- The request
Wherever the word "baaaaabaa" appears in a line, extract that line.

(Records from a data collection)

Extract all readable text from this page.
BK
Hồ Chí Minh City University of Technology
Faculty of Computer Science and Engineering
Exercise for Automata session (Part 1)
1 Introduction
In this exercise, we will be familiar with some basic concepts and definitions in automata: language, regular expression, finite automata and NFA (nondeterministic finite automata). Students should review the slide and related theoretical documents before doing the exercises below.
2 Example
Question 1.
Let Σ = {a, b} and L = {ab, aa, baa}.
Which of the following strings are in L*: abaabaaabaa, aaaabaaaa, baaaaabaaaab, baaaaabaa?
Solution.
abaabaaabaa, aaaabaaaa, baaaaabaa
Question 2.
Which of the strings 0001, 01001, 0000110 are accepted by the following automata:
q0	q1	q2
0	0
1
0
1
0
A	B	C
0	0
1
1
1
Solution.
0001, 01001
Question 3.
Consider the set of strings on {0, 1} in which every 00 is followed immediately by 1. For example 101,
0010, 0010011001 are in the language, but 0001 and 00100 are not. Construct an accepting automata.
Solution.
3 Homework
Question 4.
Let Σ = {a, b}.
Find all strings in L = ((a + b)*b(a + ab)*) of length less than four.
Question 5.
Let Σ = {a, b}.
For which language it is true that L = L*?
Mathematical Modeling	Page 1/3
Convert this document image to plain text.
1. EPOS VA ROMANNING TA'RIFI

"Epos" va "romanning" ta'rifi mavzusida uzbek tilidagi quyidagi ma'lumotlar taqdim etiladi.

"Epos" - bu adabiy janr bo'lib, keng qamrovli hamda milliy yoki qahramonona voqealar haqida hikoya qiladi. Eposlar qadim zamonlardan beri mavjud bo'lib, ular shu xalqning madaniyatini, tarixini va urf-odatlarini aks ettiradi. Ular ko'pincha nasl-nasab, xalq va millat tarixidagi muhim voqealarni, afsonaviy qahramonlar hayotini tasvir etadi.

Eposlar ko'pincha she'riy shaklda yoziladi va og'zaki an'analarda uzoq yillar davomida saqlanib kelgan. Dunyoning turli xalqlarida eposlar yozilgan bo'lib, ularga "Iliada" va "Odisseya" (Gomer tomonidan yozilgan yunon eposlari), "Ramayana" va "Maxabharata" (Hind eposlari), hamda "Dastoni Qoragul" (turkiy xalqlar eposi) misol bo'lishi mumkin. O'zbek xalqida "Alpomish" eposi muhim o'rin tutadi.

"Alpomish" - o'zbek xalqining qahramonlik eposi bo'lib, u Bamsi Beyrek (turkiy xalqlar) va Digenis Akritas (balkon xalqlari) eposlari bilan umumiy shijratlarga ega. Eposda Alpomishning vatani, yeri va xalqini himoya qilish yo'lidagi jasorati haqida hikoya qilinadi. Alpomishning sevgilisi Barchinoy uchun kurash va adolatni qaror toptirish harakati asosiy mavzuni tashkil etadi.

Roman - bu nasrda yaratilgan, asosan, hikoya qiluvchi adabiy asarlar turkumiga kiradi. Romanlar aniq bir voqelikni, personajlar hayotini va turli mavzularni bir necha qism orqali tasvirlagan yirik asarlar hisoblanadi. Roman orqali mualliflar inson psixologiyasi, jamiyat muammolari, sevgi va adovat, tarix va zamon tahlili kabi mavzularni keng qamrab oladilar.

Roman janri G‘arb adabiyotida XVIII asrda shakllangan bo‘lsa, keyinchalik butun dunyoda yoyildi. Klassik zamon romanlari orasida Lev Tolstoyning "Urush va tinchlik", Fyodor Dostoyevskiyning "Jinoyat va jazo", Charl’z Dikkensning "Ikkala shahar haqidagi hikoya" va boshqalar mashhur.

- Task answer
Which of the following strings are in L*: abaabaaabaa, aaaabaaaa, baaaaabaaaab, baaaaabaa?
abaabaaabaa, aaaabaaaa, baaaaabaa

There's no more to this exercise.